● **STORED ROWS**
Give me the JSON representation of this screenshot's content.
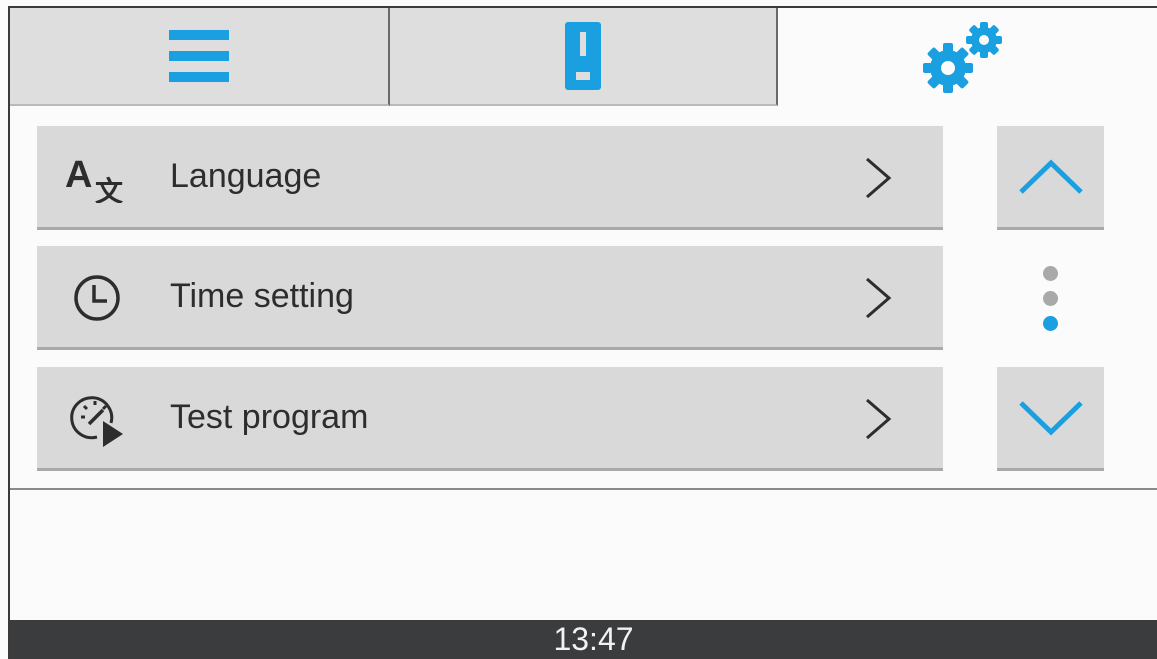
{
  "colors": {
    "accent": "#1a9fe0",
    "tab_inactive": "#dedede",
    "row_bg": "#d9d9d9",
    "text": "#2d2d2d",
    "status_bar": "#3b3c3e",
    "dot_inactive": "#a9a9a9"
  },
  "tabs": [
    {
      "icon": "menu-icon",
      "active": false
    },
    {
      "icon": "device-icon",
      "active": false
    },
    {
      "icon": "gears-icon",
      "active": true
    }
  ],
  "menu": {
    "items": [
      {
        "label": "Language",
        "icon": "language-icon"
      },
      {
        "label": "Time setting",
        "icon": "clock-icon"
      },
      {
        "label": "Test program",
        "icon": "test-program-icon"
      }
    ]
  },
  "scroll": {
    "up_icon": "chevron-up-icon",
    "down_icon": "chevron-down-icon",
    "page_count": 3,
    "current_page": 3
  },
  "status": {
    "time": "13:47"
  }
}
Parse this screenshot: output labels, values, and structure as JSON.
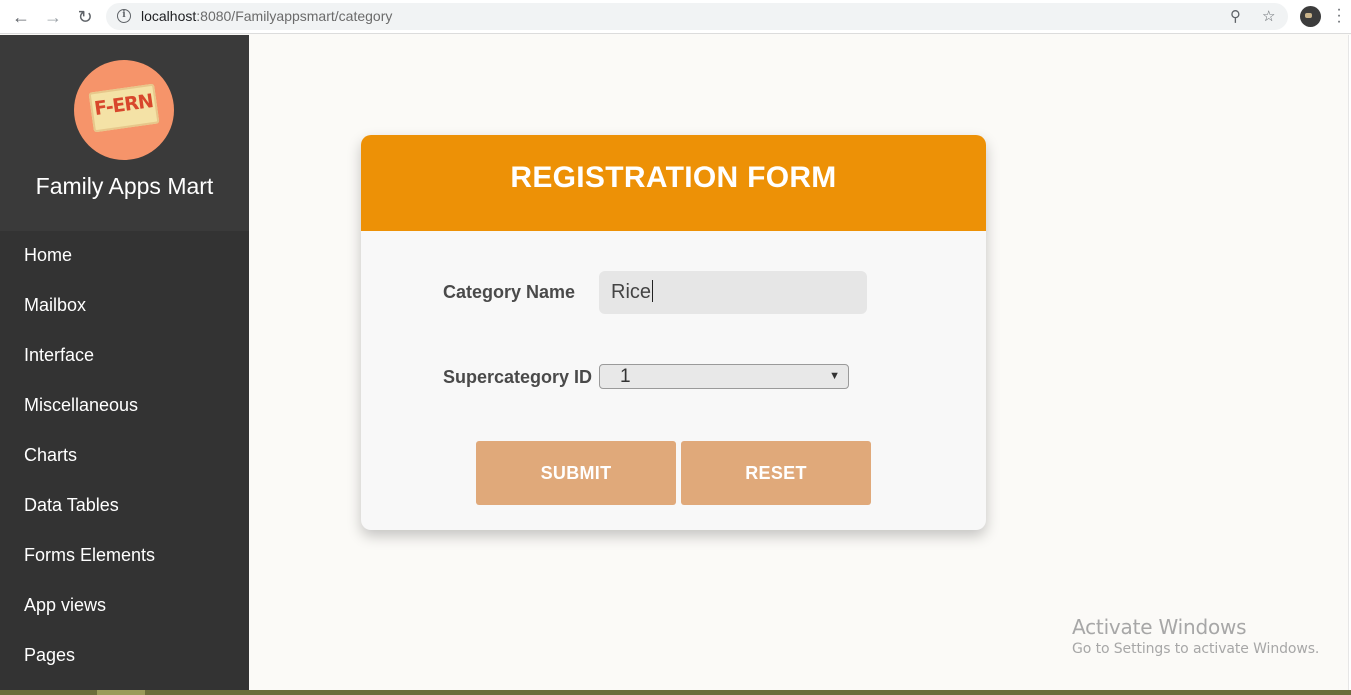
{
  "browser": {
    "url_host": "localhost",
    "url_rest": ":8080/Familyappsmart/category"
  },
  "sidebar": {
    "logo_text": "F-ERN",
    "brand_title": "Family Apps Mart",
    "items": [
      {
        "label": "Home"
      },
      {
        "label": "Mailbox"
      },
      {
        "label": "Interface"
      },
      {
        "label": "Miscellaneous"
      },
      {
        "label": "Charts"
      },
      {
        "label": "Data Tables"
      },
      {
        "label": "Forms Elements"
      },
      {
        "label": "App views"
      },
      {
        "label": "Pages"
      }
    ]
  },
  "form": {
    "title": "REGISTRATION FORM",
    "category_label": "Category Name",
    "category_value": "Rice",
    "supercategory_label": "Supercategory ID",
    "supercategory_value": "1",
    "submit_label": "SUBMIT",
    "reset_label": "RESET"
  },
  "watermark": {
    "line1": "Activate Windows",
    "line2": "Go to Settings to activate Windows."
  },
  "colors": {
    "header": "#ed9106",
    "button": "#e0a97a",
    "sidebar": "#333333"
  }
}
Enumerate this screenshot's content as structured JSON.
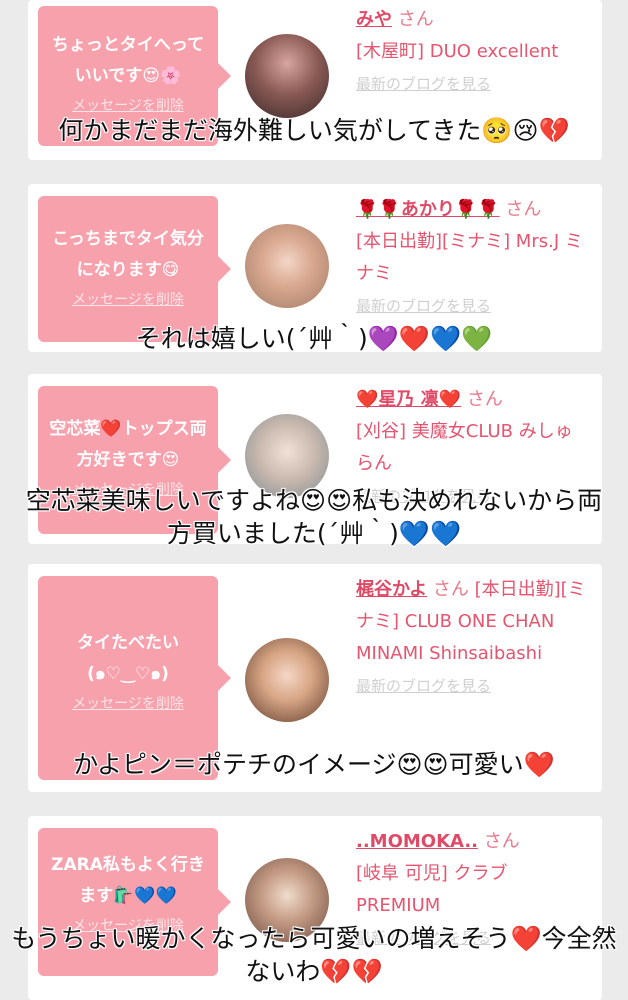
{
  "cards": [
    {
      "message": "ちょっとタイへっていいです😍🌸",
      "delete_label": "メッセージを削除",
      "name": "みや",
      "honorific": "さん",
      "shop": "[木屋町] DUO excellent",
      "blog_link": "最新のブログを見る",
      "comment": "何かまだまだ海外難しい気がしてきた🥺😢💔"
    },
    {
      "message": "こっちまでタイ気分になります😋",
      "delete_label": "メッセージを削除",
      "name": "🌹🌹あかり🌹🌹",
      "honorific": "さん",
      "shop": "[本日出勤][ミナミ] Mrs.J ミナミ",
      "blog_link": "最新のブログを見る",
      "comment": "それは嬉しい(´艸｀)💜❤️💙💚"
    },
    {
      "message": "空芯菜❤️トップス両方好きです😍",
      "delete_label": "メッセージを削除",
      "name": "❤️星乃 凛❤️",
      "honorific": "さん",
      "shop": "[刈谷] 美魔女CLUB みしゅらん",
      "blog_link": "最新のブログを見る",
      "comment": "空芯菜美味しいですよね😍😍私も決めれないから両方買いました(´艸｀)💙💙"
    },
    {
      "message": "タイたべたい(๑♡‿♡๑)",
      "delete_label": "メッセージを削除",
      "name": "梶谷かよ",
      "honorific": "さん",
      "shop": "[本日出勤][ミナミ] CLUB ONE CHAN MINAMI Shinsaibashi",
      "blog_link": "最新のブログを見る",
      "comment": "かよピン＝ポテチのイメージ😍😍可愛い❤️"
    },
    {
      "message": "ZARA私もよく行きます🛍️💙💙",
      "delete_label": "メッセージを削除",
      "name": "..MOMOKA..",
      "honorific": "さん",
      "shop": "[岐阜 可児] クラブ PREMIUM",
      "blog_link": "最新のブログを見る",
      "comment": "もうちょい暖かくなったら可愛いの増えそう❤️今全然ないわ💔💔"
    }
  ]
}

● **SET TASK**
Print every entry exactly as written, without the pictures.

● **WRITTEN SOLUTION**
Give me the JSON representation of this screenshot's content.
{
  "colors": {
    "accent": "#1a9fe0",
    "tab_inactive": "#dedede",
    "row_bg": "#d9d9d9",
    "text": "#2d2d2d",
    "status_bar": "#3b3c3e",
    "dot_inactive": "#a9a9a9"
  },
  "tabs": [
    {
      "icon": "menu-icon",
      "active": false
    },
    {
      "icon": "device-icon",
      "active": false
    },
    {
      "icon": "gears-icon",
      "active": true
    }
  ],
  "menu": {
    "items": [
      {
        "label": "Language",
        "icon": "language-icon"
      },
      {
        "label": "Time setting",
        "icon": "clock-icon"
      },
      {
        "label": "Test program",
        "icon": "test-program-icon"
      }
    ]
  },
  "scroll": {
    "up_icon": "chevron-up-icon",
    "down_icon": "chevron-down-icon",
    "page_count": 3,
    "current_page": 3
  },
  "status": {
    "time": "13:47"
  }
}
Parse this screenshot: output labels, values, and structure as JSON.
{
  "browser": {
    "url_host": "localhost",
    "url_rest": ":8080/Familyappsmart/category"
  },
  "sidebar": {
    "logo_text": "F-ERN",
    "brand_title": "Family Apps Mart",
    "items": [
      {
        "label": "Home"
      },
      {
        "label": "Mailbox"
      },
      {
        "label": "Interface"
      },
      {
        "label": "Miscellaneous"
      },
      {
        "label": "Charts"
      },
      {
        "label": "Data Tables"
      },
      {
        "label": "Forms Elements"
      },
      {
        "label": "App views"
      },
      {
        "label": "Pages"
      }
    ]
  },
  "form": {
    "title": "REGISTRATION FORM",
    "category_label": "Category Name",
    "category_value": "Rice",
    "supercategory_label": "Supercategory ID",
    "supercategory_value": "1",
    "submit_label": "SUBMIT",
    "reset_label": "RESET"
  },
  "watermark": {
    "line1": "Activate Windows",
    "line2": "Go to Settings to activate Windows."
  },
  "colors": {
    "header": "#ed9106",
    "button": "#e0a97a",
    "sidebar": "#333333"
  }
}
Enumerate this screenshot's content as structured JSON.
{
  "cards": [
    {
      "message": "ちょっとタイへっていいです😍🌸",
      "delete_label": "メッセージを削除",
      "name": "みや",
      "honorific": "さん",
      "shop": "[木屋町] DUO excellent",
      "blog_link": "最新のブログを見る",
      "comment": "何かまだまだ海外難しい気がしてきた🥺😢💔"
    },
    {
      "message": "こっちまでタイ気分になります😋",
      "delete_label": "メッセージを削除",
      "name": "🌹🌹あかり🌹🌹",
      "honorific": "さん",
      "shop": "[本日出勤][ミナミ] Mrs.J ミナミ",
      "blog_link": "最新のブログを見る",
      "comment": "それは嬉しい(´艸｀)💜❤️💙💚"
    },
    {
      "message": "空芯菜❤️トップス両方好きです😍",
      "delete_label": "メッセージを削除",
      "name": "❤️星乃 凛❤️",
      "honorific": "さん",
      "shop": "[刈谷] 美魔女CLUB みしゅらん",
      "blog_link": "最新のブログを見る",
      "comment": "空芯菜美味しいですよね😍😍私も決めれないから両方買いました(´艸｀)💙💙"
    },
    {
      "message": "タイたべたい(๑♡‿♡๑)",
      "delete_label": "メッセージを削除",
      "name": "梶谷かよ",
      "honorific": "さん",
      "shop": "[本日出勤][ミナミ] CLUB ONE CHAN MINAMI Shinsaibashi",
      "blog_link": "最新のブログを見る",
      "comment": "かよピン＝ポテチのイメージ😍😍可愛い❤️"
    },
    {
      "message": "ZARA私もよく行きます🛍️💙💙",
      "delete_label": "メッセージを削除",
      "name": "..MOMOKA..",
      "honorific": "さん",
      "shop": "[岐阜 可児] クラブ PREMIUM",
      "blog_link": "最新のブログを見る",
      "comment": "もうちょい暖かくなったら可愛いの増えそう❤️今全然ないわ💔💔"
    }
  ]
}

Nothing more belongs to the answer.